**DATA PROVIDED:**
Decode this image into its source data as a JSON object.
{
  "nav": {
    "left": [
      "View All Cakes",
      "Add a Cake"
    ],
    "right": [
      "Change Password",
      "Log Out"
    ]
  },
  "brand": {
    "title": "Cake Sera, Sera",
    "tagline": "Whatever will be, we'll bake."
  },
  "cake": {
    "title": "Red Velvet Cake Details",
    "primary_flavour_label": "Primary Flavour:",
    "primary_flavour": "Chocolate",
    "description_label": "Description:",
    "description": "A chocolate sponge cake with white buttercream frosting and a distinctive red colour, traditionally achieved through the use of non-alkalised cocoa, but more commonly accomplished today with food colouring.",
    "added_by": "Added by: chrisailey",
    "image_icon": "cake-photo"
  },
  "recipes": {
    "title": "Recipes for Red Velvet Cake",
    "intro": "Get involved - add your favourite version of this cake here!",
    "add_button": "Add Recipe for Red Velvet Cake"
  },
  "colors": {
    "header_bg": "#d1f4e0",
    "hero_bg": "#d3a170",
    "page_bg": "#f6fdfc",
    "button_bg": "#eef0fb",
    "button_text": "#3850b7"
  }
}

**EXERCISE INSTRUCTIONS:** Make a list of all lines in the data that contain "title".

**RESPONSE:**
    "title": "Cake Sera, Sera",
    "title": "Red Velvet Cake Details",
    "title": "Recipes for Red Velvet Cake",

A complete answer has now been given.